Work instructions:
(1) List every person named in the article about the Wrigley district community garden.
(2) Copy the part of the community garden article from "Staff Writer" up to and including "for the garden.".
==== Extracted text ====
With city council approval, group plans community garden in Wrigley district

Photo by Richard Pass

From left, Lisa Wibroe, Mauna Eichner and Lee Fukui, founding members of Wrigley is Going Green, recently visited the site on Henderson Avenue where they hope to develop the Wrigley District’s community garden.

Staff Writer

It looks as if Long Beach’s Wrigley district will finally have its own community garden. Last week the Long Beach City Council unanimously approved the concept by formally asking the Long Beach Housing Development Company (LBHDC) to allow community activists to use HDC-owned property for the garden.
The council, upon 6th District Councilman Dee Andrews’s recommendation, asked LBHDC to lease two vacant lots at 1950 and 1960 Henderson Avenue to the Wrigley Is Going Green (WIGG) Association for use as a temporary community garden for a two-year term.
“This property has a lot of history (with) over 10 years of problems and many calls to police, until 2007, when we demolished the apartment buildings that were located on the property,” Andrews told the council. He added that residents in the area have been asking him to help persuade the city to allow them to use the land for a garden until the LBHDC is ready to develop the site. “The area is in need of something fresh and rewarding,” Andrews noted. “I do look forward to the affordable housing that is to be built at that location, (but) meanwhile, the property is not being utilized and we have a neighborhood organization, and neighbors that are stepping forward to beautify the neighborhood with a community garden.”
==== Data provided ====
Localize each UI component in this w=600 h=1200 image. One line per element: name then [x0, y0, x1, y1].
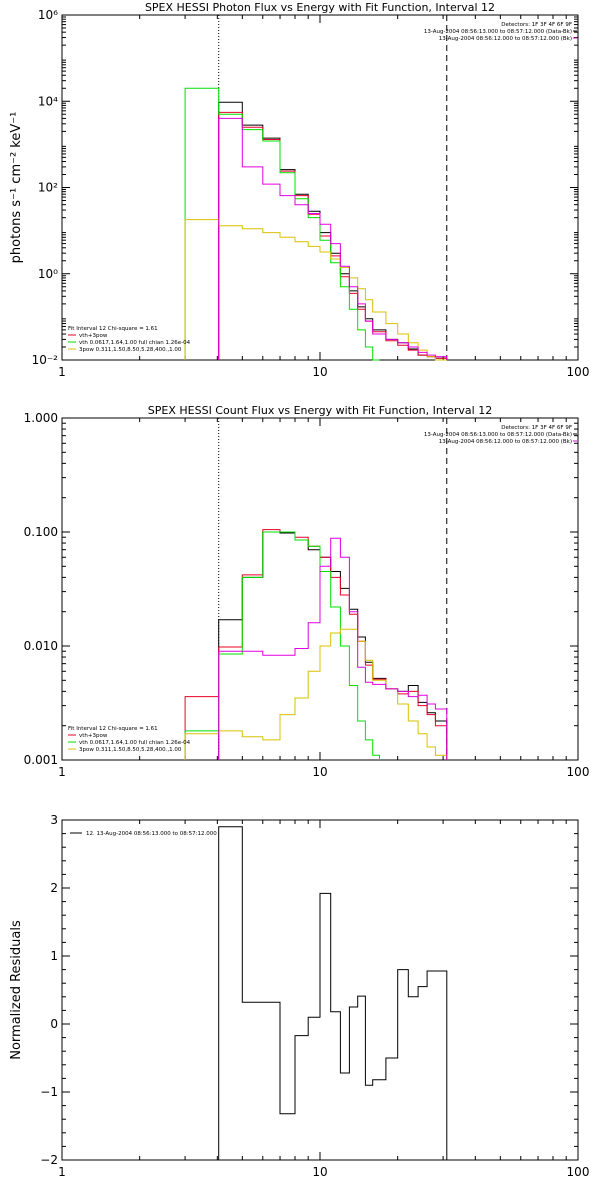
====
Solved problems:
(1) Richard Pass, Lisa Wibroe, Mauna Eichner, Lee Fukui, Dee Andrews

(2)
Staff Writer

It looks as if Long Beach’s Wrigley district will finally have its own community garden. Last week the Long Beach City Council unanimously approved the concept by formally asking the Long Beach Housing Development Company (LBHDC) to allow community activists to use HDC-owned property for the garden.